→ TASK OBJECTIVE
From the listing, collect all lines containing the word "What".

--- Start DATA EXCERPTS ---

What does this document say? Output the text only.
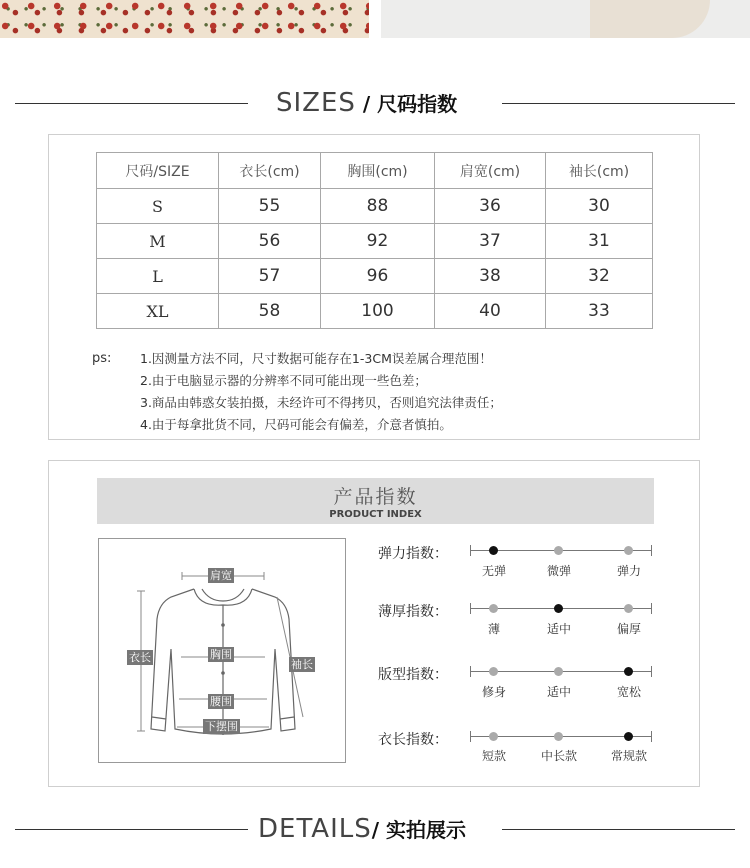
SIZES / 尺码指数
尺码/SIZE	衣长(cm)	胸围(cm)	肩宽(cm)	袖长(cm)
S	55	88	36	30
M	56	92	37	31
L	57	96	38	32
XL	58	100	40	33
ps: 1.因测量方法不同，尺寸数据可能存在1-3CM误差属合理范围！
2.由于电脑显示器的分辨率不同可能出现一些色差；
3.商品由韩惑女装拍摄，未经许可不得拷贝，否则追究法律责任；
4.由于每拿批货不同，尺码可能会有偏差，介意者慎拍。
产品指数
PRODUCT INDEX
肩宽
衣长	胸围
袖长
腰围
下摆围
弹力指数：
无弹	微弹	弹力
薄厚指数：
薄	适中	偏厚
版型指数：
修身	适中	宽松
衣长指数：
短款	中长款	常规款
DETAILS/ 实拍展示
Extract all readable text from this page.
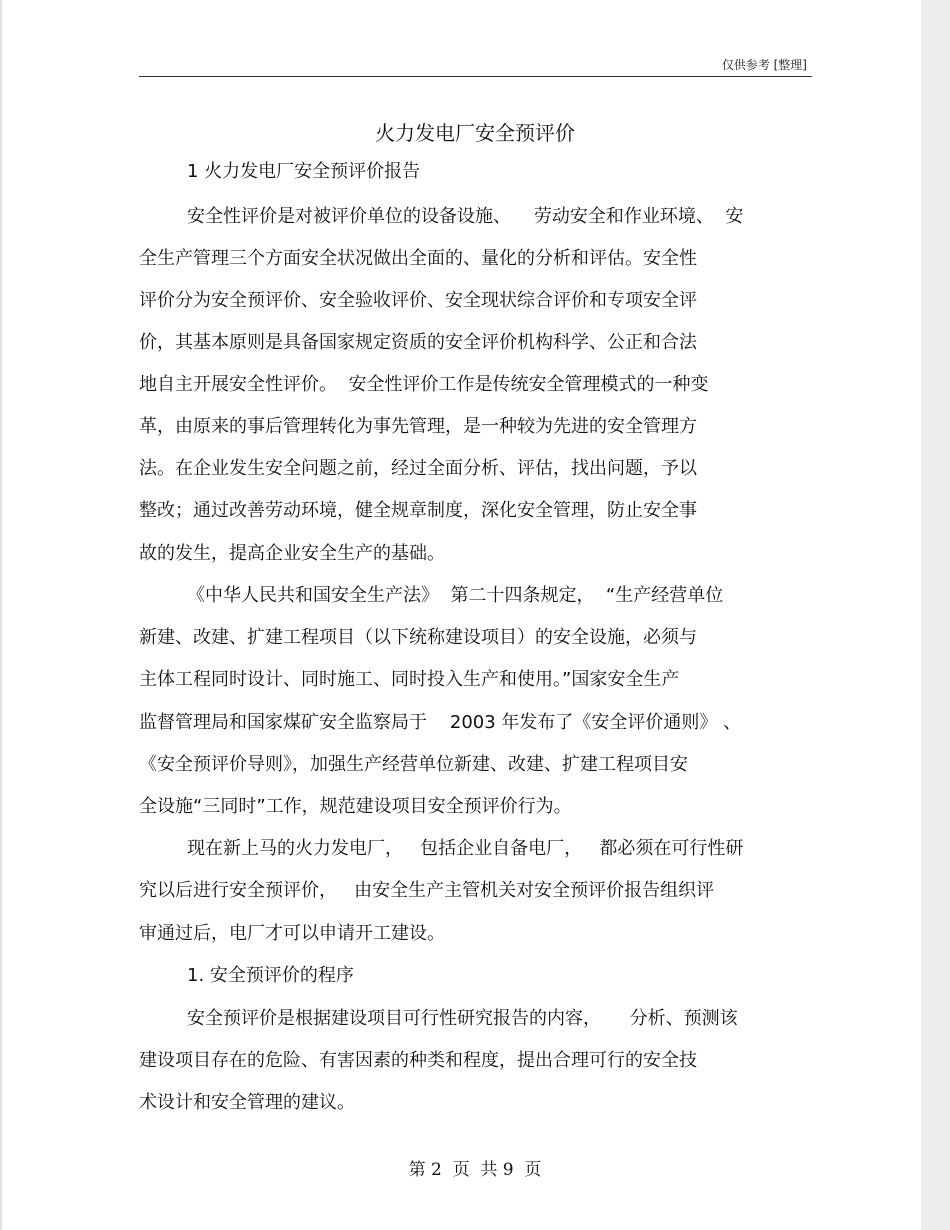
仅供参考 [整理]
火力发电厂安全预评价
1 火力发电厂安全预评价报告
安全性评价是对被评价单位的设备设施、    劳动安全和作业环境、  安
全生产管理三个方面安全状况做出全面的、量化的分析和评估。安全性
评价分为安全预评价、安全验收评价、安全现状综合评价和专项安全评
价，其基本原则是具备国家规定资质的安全评价机构科学、公正和合法
地自主开展安全性评价。  安全性评价工作是传统安全管理模式的一种变
革，由原来的事后管理转化为事先管理，是一种较为先进的安全管理方
法。在企业发生安全问题之前，经过全面分析、评估，找出问题，予以
整改；通过改善劳动环境，健全规章制度，深化安全管理，防止安全事
故的发生，提高企业安全生产的基础。
《中华人民共和国安全生产法》  第二十四条规定，  “生产经营单位
新建、改建、扩建工程项目（以下统称建设项目）的安全设施，必须与
主体工程同时设计、同时施工、同时投入生产和使用。”国家安全生产
监督管理局和国家煤矿安全监察局于    2003 年发布了《安全评价通则》 、
《安全预评价导则》，加强生产经营单位新建、改建、扩建工程项目安
全设施“三同时”工作，规范建设项目安全预评价行为。
现在新上马的火力发电厂，   包括企业自备电厂，   都必须在可行性研
究以后进行安全预评价，   由安全生产主管机关对安全预评价报告组织评
审通过后，电厂才可以申请开工建设。
1. 安全预评价的程序
安全预评价是根据建设项目可行性研究报告的内容，     分析、预测该
建设项目存在的危险、有害因素的种类和程度，提出合理可行的安全技
术设计和安全管理的建议。
第 2  页  共 9  页
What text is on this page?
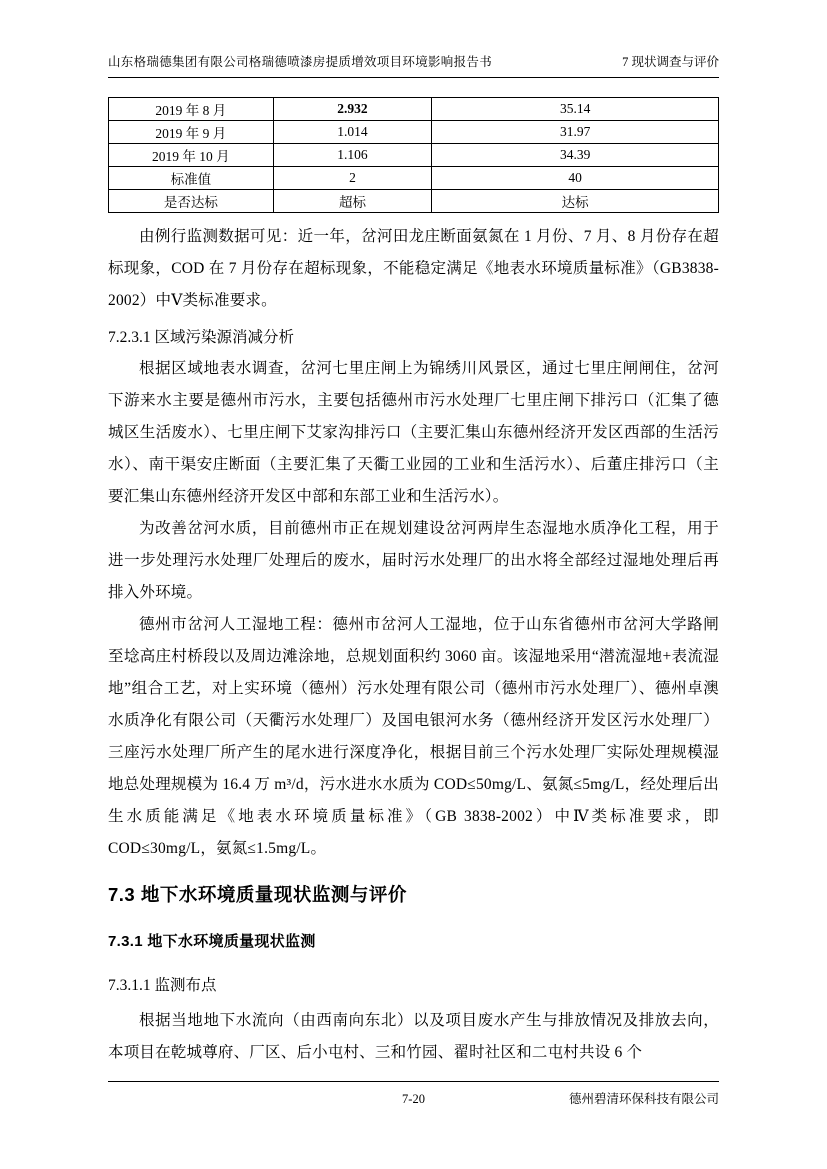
山东格瑞德集团有限公司格瑞德喷漆房提质增效项目环境影响报告书	7 现状调查与评价
2019 年 8 月	2.932	35.14
2019 年 9 月	1.014	31.97
2019 年 10 月	1.106	34.39
标准值	2	40
是否达标	超标	达标

由例行监测数据可见：近一年，岔河田龙庄断面氨氮在 1 月份、7 月、8 月份存在超标现象，COD 在 7 月份存在超标现象，不能稳定满足《地表水环境质量标准》（GB3838-2002）中Ⅴ类标准要求。

7.2.3.1 区域污染源消减分析

根据区域地表水调查，岔河七里庄闸上为锦绣川风景区，通过七里庄闸闸住，岔河下游来水主要是德州市污水，主要包括德州市污水处理厂七里庄闸下排污口（汇集了德城区生活废水）、七里庄闸下艾家沟排污口（主要汇集山东德州经济开发区西部的生活污水）、南干渠安庄断面（主要汇集了天衢工业园的工业和生活污水）、后董庄排污口（主要汇集山东德州经济开发区中部和东部工业和生活污水）。

为改善岔河水质，目前德州市正在规划建设岔河两岸生态湿地水质净化工程，用于进一步处理污水处理厂处理后的废水，届时污水处理厂的出水将全部经过湿地处理后再排入外环境。

德州市岔河人工湿地工程：德州市岔河人工湿地，位于山东省德州市岔河大学路闸至埝高庄村桥段以及周边滩涂地，总规划面积约 3060 亩。该湿地采用“潜流湿地+表流湿地”组合工艺，对上实环境（德州）污水处理有限公司（德州市污水处理厂）、德州卓澳水质净化有限公司（天衢污水处理厂）及国电银河水务（德州经济开发区污水处理厂）三座污水处理厂所产生的尾水进行深度净化，根据目前三个污水处理厂实际处理规模湿地总处理规模为 16.4 万 m³/d，污水进水水质为 COD≤50mg/L、氨氮≤5mg/L，经处理后出生水质能满足《地表水环境质量标准》（GB 3838-2002）中Ⅳ类标准要求，即 COD≤30mg/L，氨氮≤1.5mg/L。

7.3 地下水环境质量现状监测与评价
7.3.1 地下水环境质量现状监测
7.3.1.1 监测布点

根据当地地下水流向（由西南向东北）以及项目废水产生与排放情况及排放去向，本项目在乾城尊府、厂区、后小屯村、三和竹园、翟时社区和二屯村共设 6 个

7-20	德州碧清环保科技有限公司
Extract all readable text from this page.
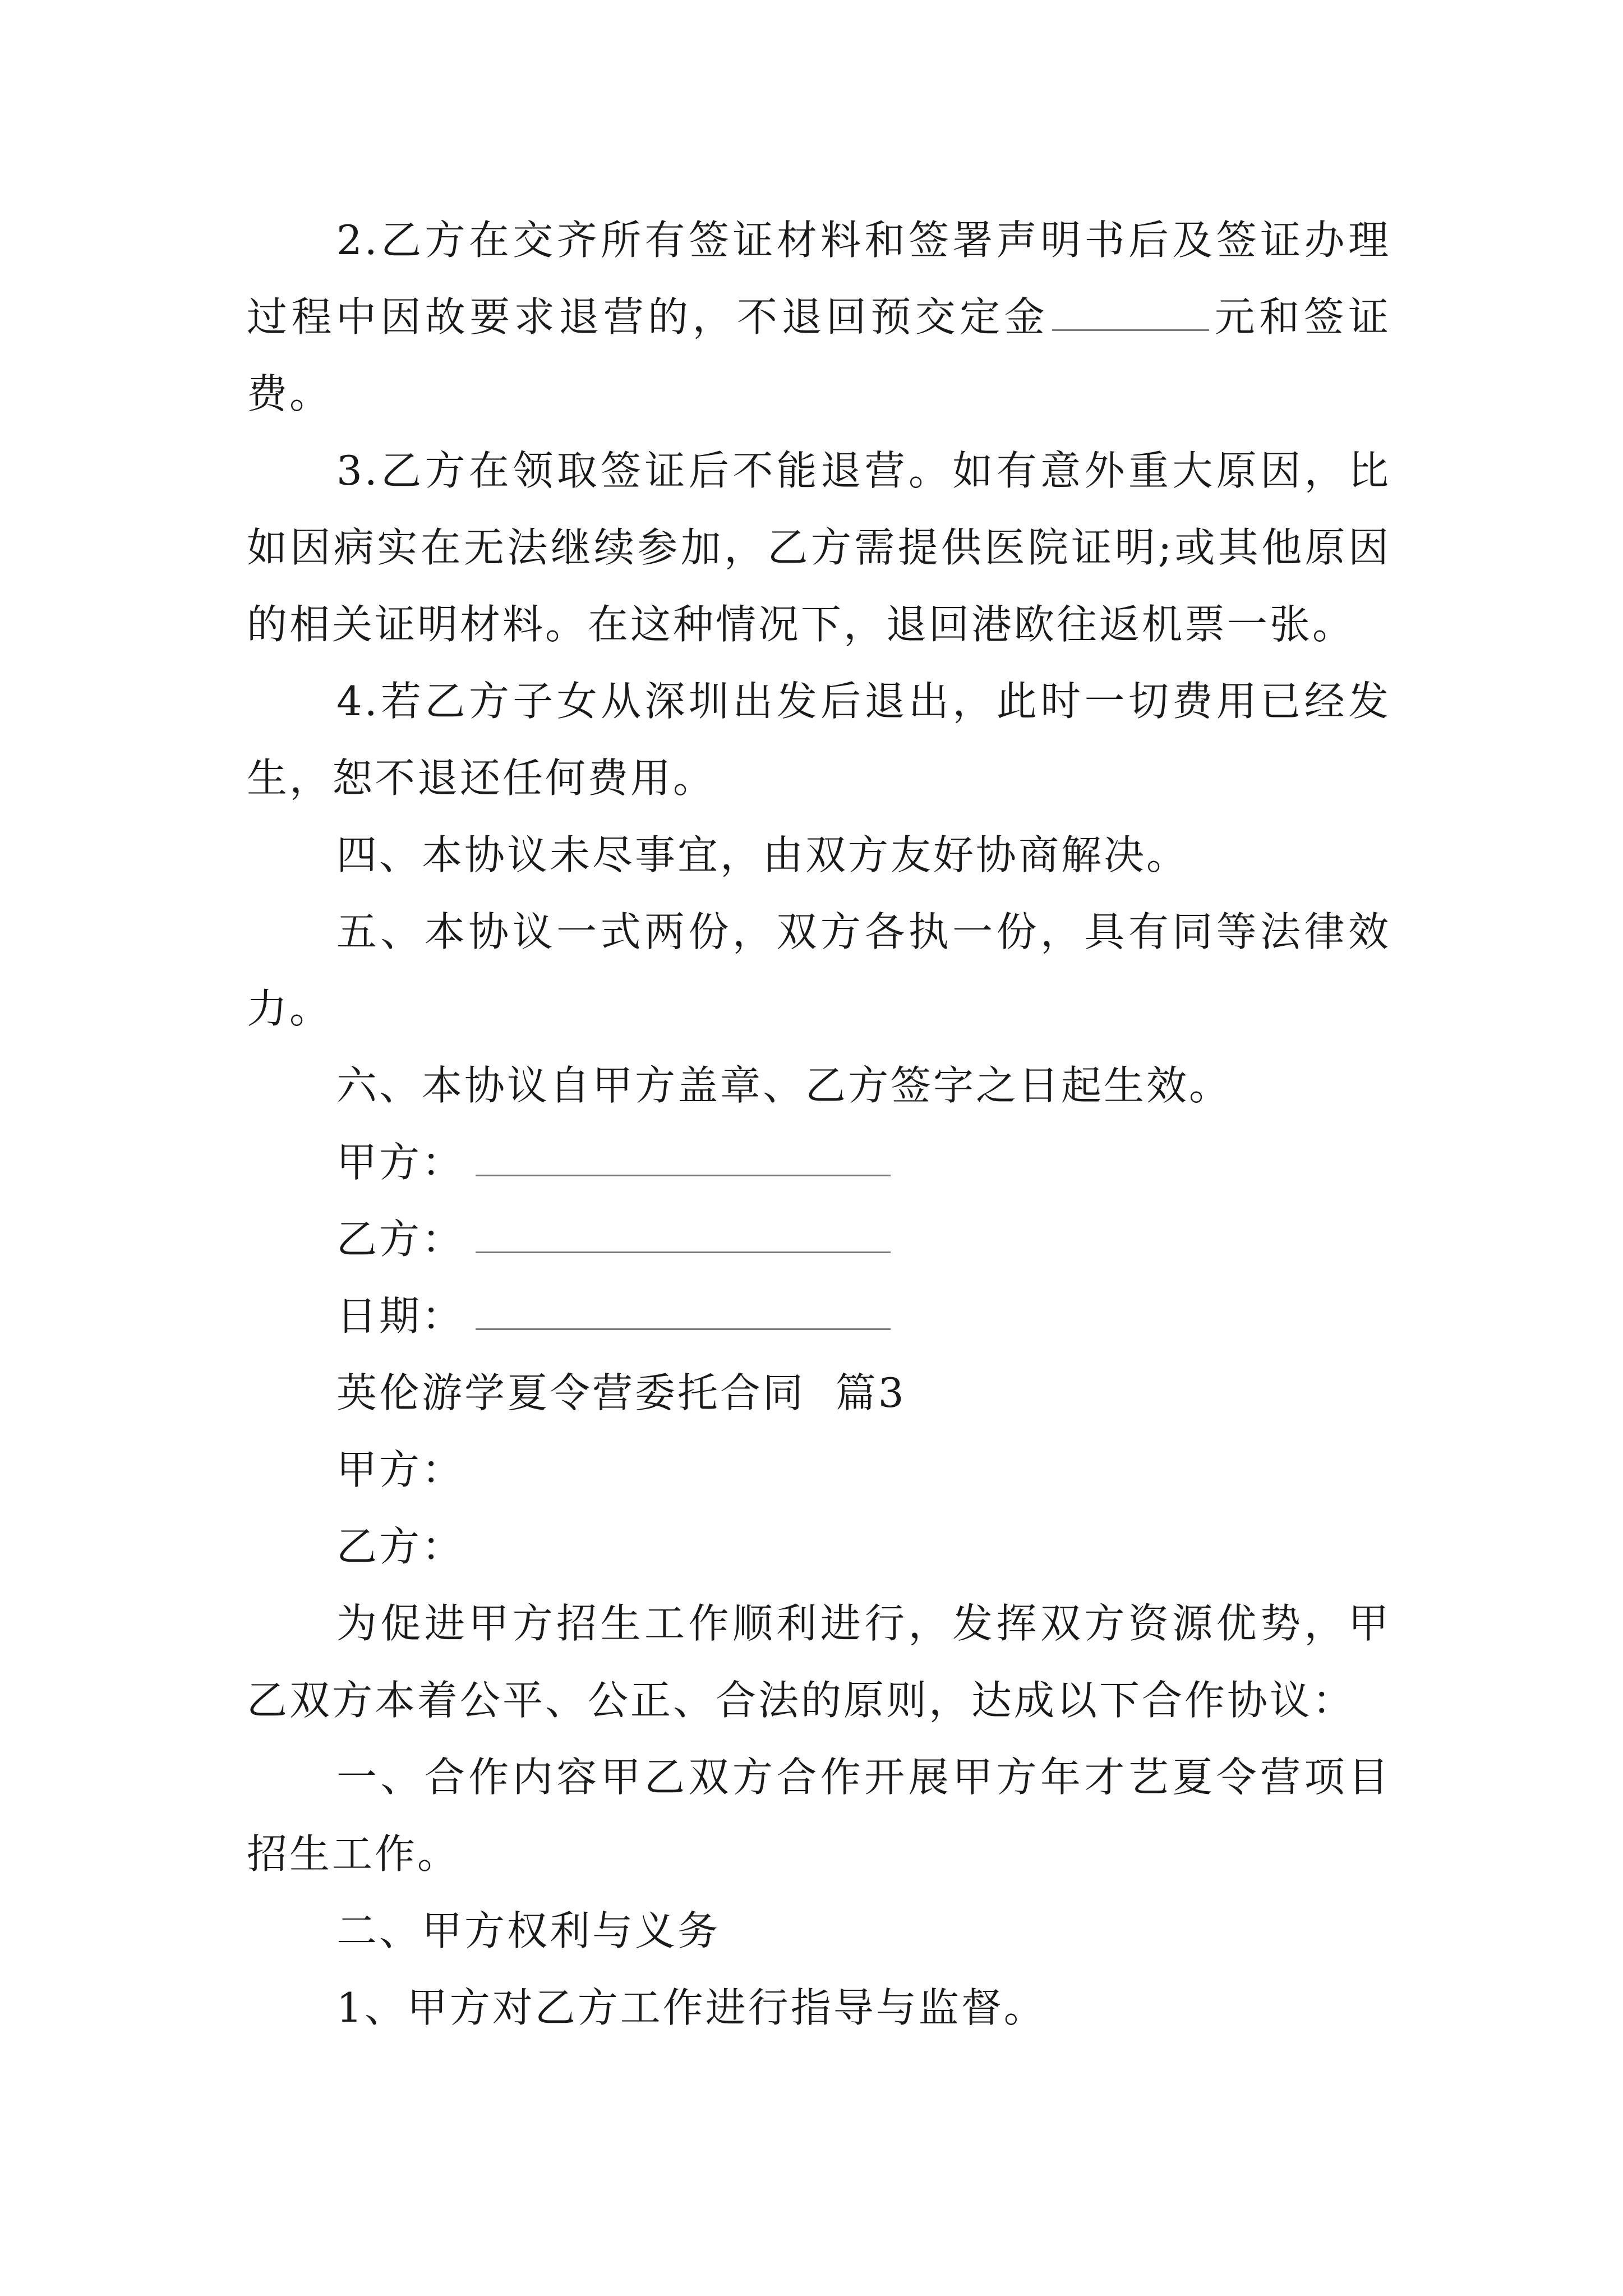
2.乙方在交齐所有签证材料和签署声明书后及签证办理过程中因故要求退营的，不退回预交定金	元和签证费。

3.乙方在领取签证后不能退营。如有意外重大原因，比如因病实在无法继续参加，乙方需提供医院证明;或其他原因的相关证明材料。在这种情况下，退回港欧往返机票一张。

4.若乙方子女从深圳出发后退出，此时一切费用已经发生，恕不退还任何费用。

四、本协议未尽事宜，由双方友好协商解决。

五、本协议一式两份，双方各执一份，具有同等法律效力。

六、本协议自甲方盖章、乙方签字之日起生效。

甲方：
乙方：
日期：

英伦游学夏令营委托合同  篇3

甲方：

乙方：

为促进甲方招生工作顺利进行，发挥双方资源优势，甲乙双方本着公平、公正、合法的原则，达成以下合作协议：

一、合作内容甲乙双方合作开展甲方年才艺夏令营项目招生工作。

二、甲方权利与义务

1、甲方对乙方工作进行指导与监督。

--- End DATA EXCERPTS ---

→ IN RESPONSE
What does this document say? Output the text only.
What text is on this page?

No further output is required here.